RECORDS PROVIDED:
──────────

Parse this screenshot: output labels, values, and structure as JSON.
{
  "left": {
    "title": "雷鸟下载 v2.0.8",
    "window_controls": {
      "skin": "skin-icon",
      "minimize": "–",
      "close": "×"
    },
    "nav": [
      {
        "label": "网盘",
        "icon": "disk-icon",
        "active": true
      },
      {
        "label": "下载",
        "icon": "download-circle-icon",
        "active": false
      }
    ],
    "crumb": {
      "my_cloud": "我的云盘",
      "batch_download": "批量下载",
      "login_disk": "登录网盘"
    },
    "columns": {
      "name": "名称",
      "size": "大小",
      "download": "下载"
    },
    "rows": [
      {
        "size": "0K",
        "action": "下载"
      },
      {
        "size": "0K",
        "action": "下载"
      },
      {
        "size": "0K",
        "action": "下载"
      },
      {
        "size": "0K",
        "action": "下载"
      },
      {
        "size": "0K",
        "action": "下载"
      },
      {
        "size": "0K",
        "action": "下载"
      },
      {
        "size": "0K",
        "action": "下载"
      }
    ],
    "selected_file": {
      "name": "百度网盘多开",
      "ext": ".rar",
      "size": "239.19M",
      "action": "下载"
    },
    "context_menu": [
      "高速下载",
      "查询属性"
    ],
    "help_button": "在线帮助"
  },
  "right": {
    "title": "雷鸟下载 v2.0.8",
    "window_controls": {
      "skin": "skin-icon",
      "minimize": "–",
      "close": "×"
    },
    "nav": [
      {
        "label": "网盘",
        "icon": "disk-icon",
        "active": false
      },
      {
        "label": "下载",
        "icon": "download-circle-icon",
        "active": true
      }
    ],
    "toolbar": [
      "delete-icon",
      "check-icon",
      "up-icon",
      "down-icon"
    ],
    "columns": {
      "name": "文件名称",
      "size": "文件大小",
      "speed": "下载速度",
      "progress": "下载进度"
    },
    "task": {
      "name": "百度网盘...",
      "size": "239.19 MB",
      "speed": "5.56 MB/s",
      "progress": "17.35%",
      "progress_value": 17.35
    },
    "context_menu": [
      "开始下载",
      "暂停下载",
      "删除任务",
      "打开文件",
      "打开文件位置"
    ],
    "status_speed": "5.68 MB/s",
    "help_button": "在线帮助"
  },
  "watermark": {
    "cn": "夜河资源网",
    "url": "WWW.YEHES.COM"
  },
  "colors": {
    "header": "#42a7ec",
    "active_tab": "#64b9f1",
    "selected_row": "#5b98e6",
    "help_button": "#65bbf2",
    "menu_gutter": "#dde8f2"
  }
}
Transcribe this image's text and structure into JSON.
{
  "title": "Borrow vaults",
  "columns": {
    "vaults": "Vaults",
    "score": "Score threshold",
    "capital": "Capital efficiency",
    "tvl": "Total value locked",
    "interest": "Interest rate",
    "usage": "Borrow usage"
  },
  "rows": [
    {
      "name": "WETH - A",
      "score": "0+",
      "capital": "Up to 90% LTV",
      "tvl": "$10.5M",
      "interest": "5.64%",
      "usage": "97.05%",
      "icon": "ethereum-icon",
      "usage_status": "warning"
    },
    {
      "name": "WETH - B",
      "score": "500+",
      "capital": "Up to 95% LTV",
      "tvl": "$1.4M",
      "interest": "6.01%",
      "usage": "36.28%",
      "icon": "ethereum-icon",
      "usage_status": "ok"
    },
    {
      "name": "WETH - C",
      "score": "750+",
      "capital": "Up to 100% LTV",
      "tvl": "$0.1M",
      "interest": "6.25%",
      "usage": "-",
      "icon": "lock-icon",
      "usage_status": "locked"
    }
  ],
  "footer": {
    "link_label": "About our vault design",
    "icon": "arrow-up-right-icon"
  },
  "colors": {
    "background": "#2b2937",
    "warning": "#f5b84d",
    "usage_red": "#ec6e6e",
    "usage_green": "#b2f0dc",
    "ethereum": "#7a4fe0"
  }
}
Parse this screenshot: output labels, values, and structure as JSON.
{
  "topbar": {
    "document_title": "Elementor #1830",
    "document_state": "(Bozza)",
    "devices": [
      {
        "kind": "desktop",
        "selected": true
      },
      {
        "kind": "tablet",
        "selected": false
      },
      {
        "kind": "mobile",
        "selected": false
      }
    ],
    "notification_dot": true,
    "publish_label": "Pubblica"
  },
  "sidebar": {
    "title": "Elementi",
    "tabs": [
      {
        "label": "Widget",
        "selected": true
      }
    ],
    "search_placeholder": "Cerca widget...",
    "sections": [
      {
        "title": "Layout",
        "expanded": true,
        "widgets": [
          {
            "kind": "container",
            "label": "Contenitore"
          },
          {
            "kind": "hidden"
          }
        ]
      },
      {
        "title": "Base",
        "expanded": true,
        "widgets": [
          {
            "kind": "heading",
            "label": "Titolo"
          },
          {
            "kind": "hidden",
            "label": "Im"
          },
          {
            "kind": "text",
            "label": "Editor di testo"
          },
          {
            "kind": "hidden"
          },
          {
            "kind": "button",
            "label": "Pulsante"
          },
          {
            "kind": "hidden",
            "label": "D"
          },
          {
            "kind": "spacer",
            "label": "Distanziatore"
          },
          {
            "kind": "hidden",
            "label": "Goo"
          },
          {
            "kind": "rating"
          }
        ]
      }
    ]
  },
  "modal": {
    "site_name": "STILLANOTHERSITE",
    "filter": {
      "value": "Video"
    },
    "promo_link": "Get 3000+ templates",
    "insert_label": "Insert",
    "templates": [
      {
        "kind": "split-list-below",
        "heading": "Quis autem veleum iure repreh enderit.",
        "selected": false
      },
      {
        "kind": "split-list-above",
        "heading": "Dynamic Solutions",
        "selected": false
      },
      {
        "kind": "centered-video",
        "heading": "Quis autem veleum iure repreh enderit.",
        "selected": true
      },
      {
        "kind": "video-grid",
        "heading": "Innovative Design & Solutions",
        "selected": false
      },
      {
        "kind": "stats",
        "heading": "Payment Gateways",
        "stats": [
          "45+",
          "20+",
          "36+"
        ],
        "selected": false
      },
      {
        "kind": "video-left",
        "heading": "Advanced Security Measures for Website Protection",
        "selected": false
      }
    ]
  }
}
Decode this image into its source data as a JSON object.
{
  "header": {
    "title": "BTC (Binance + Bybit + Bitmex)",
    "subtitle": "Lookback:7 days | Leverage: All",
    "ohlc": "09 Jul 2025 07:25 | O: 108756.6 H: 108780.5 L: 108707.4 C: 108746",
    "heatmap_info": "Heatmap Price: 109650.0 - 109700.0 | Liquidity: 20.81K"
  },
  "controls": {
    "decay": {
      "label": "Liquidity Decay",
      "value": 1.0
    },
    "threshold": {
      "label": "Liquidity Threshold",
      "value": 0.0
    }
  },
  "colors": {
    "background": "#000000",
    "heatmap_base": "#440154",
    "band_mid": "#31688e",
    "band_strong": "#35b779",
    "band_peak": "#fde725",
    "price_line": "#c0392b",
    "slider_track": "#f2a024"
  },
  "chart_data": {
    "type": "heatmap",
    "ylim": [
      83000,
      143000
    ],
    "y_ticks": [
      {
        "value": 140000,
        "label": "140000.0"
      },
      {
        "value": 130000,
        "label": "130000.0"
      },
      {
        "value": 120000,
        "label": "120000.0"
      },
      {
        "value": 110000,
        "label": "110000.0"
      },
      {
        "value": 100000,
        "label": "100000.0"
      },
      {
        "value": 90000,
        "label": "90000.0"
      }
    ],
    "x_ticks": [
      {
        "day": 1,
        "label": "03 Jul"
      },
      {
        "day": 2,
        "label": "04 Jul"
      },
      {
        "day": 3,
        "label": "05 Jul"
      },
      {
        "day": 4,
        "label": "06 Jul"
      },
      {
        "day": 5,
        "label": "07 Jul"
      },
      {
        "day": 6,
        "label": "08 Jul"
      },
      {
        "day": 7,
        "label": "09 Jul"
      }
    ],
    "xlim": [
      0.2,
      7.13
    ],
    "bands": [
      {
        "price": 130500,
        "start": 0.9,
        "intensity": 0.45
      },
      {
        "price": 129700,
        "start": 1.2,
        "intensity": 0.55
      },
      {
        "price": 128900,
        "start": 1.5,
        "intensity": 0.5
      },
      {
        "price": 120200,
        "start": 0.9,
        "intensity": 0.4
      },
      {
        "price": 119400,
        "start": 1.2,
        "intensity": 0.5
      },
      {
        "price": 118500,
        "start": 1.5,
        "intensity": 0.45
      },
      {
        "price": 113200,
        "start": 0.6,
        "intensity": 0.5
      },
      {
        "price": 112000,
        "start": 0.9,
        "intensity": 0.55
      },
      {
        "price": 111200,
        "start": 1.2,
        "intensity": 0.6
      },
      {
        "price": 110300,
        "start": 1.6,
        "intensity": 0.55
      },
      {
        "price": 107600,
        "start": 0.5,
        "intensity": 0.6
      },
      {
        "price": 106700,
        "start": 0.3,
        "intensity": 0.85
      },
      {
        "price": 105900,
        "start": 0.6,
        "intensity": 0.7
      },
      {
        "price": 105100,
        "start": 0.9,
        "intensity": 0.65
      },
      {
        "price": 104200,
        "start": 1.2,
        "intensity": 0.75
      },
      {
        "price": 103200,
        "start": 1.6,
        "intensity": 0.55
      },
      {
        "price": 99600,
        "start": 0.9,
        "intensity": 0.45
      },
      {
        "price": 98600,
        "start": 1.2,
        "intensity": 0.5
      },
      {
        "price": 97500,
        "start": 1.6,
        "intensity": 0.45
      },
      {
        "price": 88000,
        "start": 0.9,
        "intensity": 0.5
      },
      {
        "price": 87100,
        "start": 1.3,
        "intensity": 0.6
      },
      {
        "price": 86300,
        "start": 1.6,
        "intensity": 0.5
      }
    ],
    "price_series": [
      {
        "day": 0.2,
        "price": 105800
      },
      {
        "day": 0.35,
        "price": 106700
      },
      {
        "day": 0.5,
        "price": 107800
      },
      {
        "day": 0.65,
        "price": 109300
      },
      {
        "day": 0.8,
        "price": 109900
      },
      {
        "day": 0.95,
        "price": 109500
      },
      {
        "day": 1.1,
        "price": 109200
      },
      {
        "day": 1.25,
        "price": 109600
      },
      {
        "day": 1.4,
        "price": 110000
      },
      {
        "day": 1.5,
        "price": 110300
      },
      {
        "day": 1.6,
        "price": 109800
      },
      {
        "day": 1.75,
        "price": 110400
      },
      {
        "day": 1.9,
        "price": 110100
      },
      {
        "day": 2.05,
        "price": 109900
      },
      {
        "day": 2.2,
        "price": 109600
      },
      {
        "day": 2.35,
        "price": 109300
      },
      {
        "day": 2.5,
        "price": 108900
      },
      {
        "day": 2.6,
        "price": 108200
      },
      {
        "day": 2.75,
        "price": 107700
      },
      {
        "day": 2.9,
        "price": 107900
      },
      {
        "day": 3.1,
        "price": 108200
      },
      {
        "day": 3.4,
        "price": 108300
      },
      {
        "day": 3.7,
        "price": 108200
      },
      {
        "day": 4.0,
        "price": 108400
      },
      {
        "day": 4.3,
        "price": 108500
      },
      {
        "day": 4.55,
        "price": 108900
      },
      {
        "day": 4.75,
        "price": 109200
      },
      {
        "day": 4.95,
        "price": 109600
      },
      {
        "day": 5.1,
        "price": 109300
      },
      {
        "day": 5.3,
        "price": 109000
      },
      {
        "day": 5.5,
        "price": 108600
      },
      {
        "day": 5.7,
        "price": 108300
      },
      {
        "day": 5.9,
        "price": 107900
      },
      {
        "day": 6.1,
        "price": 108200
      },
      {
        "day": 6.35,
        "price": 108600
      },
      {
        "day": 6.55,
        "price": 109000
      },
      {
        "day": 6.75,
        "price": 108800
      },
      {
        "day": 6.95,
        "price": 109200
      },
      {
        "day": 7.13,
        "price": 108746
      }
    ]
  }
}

──────────

Only a number is wanted: how many lines contain the word "heading"?

7